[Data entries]
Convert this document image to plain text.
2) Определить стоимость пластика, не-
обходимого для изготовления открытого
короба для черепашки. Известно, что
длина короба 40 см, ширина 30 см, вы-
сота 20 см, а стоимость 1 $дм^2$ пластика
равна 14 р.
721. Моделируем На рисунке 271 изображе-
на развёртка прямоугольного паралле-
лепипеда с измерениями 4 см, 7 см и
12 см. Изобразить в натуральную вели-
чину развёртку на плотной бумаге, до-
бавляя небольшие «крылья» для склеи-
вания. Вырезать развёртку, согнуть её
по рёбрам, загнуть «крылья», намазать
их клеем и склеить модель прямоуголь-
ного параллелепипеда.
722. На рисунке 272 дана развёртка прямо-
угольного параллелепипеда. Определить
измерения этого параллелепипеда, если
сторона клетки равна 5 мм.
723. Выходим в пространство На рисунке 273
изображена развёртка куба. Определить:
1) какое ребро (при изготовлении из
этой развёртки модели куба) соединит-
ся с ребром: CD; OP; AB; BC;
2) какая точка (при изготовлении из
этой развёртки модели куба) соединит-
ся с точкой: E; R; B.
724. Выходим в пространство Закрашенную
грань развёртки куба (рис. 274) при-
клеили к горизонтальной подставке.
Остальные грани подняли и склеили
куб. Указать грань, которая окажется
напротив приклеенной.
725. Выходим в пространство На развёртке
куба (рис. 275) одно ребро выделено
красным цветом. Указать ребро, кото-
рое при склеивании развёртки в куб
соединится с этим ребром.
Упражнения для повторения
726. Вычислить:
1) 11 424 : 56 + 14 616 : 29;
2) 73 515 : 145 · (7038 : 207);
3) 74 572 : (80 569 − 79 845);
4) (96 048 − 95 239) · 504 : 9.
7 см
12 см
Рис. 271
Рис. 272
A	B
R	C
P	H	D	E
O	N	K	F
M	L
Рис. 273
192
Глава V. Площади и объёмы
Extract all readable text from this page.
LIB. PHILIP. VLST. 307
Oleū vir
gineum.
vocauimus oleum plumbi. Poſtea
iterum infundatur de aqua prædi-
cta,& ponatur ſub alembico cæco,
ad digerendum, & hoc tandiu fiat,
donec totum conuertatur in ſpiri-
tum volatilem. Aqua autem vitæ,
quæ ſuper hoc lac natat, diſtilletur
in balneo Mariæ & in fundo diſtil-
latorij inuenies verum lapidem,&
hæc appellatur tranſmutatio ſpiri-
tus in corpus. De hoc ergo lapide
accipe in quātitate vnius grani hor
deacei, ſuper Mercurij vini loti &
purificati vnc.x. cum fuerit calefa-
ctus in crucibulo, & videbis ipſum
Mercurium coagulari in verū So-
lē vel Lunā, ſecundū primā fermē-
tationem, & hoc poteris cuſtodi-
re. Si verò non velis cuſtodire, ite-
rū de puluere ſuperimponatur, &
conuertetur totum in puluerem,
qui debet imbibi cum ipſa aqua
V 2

• _TASK_
Every record shown above should be written out again exactly.

• _EXERCISE SOLUTION_
Convert this document image to plain text.
2) Определить стоимость пластика, не-
обходимого для изготовления открытого
короба для черепашки. Известно, что
длина короба 40 см, ширина 30 см, вы-
сота 20 см, а стоимость 1 $дм^2$ пластика
равна 14 р.
721. Моделируем На рисунке 271 изображе-
на развёртка прямоугольного паралле-
лепипеда с измерениями 4 см, 7 см и
12 см. Изобразить в натуральную вели-
чину развёртку на плотной бумаге, до-
бавляя небольшие «крылья» для склеи-
вания. Вырезать развёртку, согнуть её
по рёбрам, загнуть «крылья», намазать
их клеем и склеить модель прямоуголь-
ного параллелепипеда.
722. На рисунке 272 дана развёртка прямо-
угольного параллелепипеда. Определить
измерения этого параллелепипеда, если
сторона клетки равна 5 мм.
723. Выходим в пространство На рисунке 273
изображена развёртка куба. Определить:
1) какое ребро (при изготовлении из
этой развёртки модели куба) соединит-
ся с ребром: CD; OP; AB; BC;
2) какая точка (при изготовлении из
этой развёртки модели куба) соединит-
ся с точкой: E; R; B.
724. Выходим в пространство Закрашенную
грань развёртки куба (рис. 274) при-
клеили к горизонтальной подставке.
Остальные грани подняли и склеили
куб. Указать грань, которая окажется
напротив приклеенной.
725. Выходим в пространство На развёртке
куба (рис. 275) одно ребро выделено
красным цветом. Указать ребро, кото-
рое при склеивании развёртки в куб
соединится с этим ребром.
Упражнения для повторения
726. Вычислить:
1) 11 424 : 56 + 14 616 : 29;
2) 73 515 : 145 · (7038 : 207);
3) 74 572 : (80 569 − 79 845);
4) (96 048 − 95 239) · 504 : 9.
7 см
12 см
Рис. 271
Рис. 272
A	B
R	C
P	H	D	E
O	N	K	F
M	L
Рис. 273
192
Глава V. Площади и объёмы
Extract all readable text from this page.
LIB. PHILIP. VLST. 307
Oleū vir
gineum.
vocauimus oleum plumbi. Poſtea
iterum infundatur de aqua prædi-
cta,& ponatur ſub alembico cæco,
ad digerendum, & hoc tandiu fiat,
donec totum conuertatur in ſpiri-
tum volatilem. Aqua autem vitæ,
quæ ſuper hoc lac natat, diſtilletur
in balneo Mariæ & in fundo diſtil-
latorij inuenies verum lapidem,&
hæc appellatur tranſmutatio ſpiri-
tus in corpus. De hoc ergo lapide
accipe in quātitate vnius grani hor
deacei, ſuper Mercurij vini loti &
purificati vnc.x. cum fuerit calefa-
ctus in crucibulo, & videbis ipſum
Mercurium coagulari in verū So-
lē vel Lunā, ſecundū primā fermē-
tationem, & hoc poteris cuſtodi-
re. Si verò non velis cuſtodire, ite-
rū de puluere ſuperimponatur, &
conuertetur totum in puluerem,
qui debet imbibi cum ipſa aqua
V 2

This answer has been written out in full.